_Entries with figure data_.
◆ ◆ ◆ ◆ ◆ ◆ ◆
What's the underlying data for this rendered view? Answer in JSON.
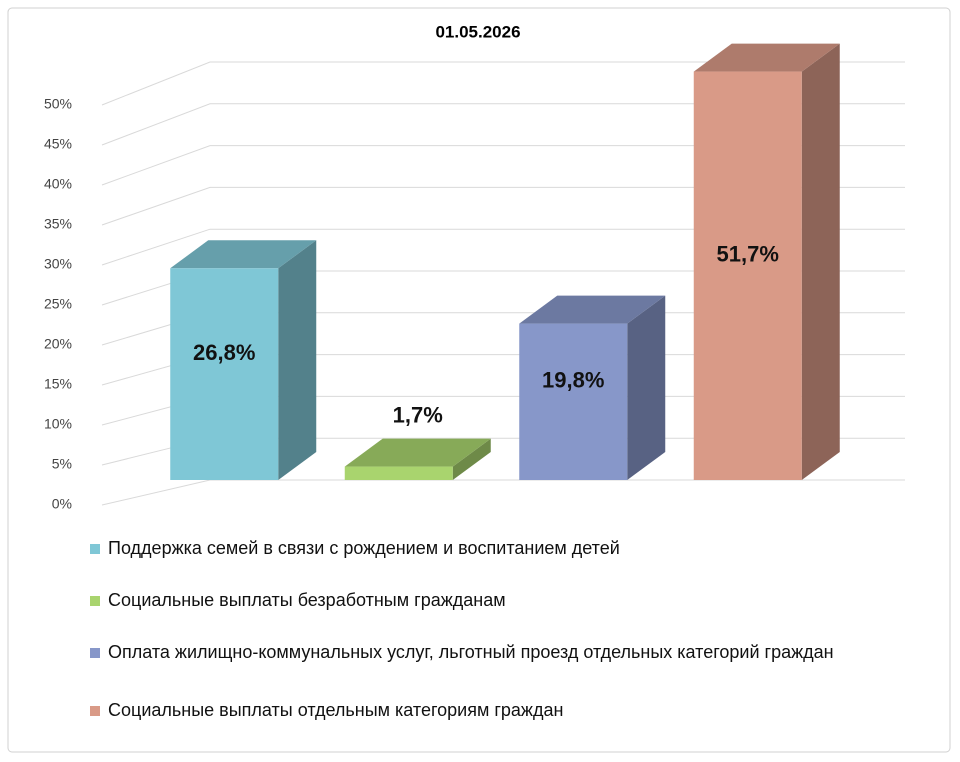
{
  "chart_data": {
    "type": "bar3d",
    "title": "01.05.2026",
    "categories": [
      null
    ],
    "series": [
      {
        "name": "Поддержка семей в связи с рождением и воспитанием детей",
        "color": "#7fc7d6",
        "values": [
          26.8
        ],
        "value_labels": [
          "26,8%"
        ]
      },
      {
        "name": "Социальные выплаты безработным гражданам",
        "color": "#a9d46e",
        "values": [
          1.7
        ],
        "value_labels": [
          "1,7%"
        ]
      },
      {
        "name": "Оплата жилищно-коммунальных услуг, льготный проезд отдельных категорий граждан",
        "color": "#8797c9",
        "values": [
          19.8
        ],
        "value_labels": [
          "19,8%"
        ]
      },
      {
        "name": "Социальные выплаты отдельным категориям граждан",
        "color": "#d99a87",
        "values": [
          51.7
        ],
        "value_labels": [
          "51,7%"
        ]
      }
    ],
    "ylim": [
      0,
      50
    ],
    "yticks": [
      {
        "value": 0,
        "label": "0%"
      },
      {
        "value": 5,
        "label": "5%"
      },
      {
        "value": 10,
        "label": "10%"
      },
      {
        "value": 15,
        "label": "15%"
      },
      {
        "value": 20,
        "label": "20%"
      },
      {
        "value": 25,
        "label": "25%"
      },
      {
        "value": 30,
        "label": "30%"
      },
      {
        "value": 35,
        "label": "35%"
      },
      {
        "value": 40,
        "label": "40%"
      },
      {
        "value": 45,
        "label": "45%"
      },
      {
        "value": 50,
        "label": "50%"
      }
    ],
    "grid": true
  }
}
◆ ◆ ◆ ◆ ◆ ◆ ◆
Each line of the data should be quoted exactly, with pictures left out.

_Result of the exercise_.
What's the underlying data for this rendered view? Answer in JSON.
{
  "chart_data": {
    "type": "bar3d",
    "title": "01.05.2026",
    "categories": [
      null
    ],
    "series": [
      {
        "name": "Поддержка семей в связи с рождением и воспитанием детей",
        "color": "#7fc7d6",
        "values": [
          26.8
        ],
        "value_labels": [
          "26,8%"
        ]
      },
      {
        "name": "Социальные выплаты безработным гражданам",
        "color": "#a9d46e",
        "values": [
          1.7
        ],
        "value_labels": [
          "1,7%"
        ]
      },
      {
        "name": "Оплата жилищно-коммунальных услуг, льготный проезд отдельных категорий граждан",
        "color": "#8797c9",
        "values": [
          19.8
        ],
        "value_labels": [
          "19,8%"
        ]
      },
      {
        "name": "Социальные выплаты отдельным категориям граждан",
        "color": "#d99a87",
        "values": [
          51.7
        ],
        "value_labels": [
          "51,7%"
        ]
      }
    ],
    "ylim": [
      0,
      50
    ],
    "yticks": [
      {
        "value": 0,
        "label": "0%"
      },
      {
        "value": 5,
        "label": "5%"
      },
      {
        "value": 10,
        "label": "10%"
      },
      {
        "value": 15,
        "label": "15%"
      },
      {
        "value": 20,
        "label": "20%"
      },
      {
        "value": 25,
        "label": "25%"
      },
      {
        "value": 30,
        "label": "30%"
      },
      {
        "value": 35,
        "label": "35%"
      },
      {
        "value": 40,
        "label": "40%"
      },
      {
        "value": 45,
        "label": "45%"
      },
      {
        "value": 50,
        "label": "50%"
      }
    ],
    "grid": true
  }
}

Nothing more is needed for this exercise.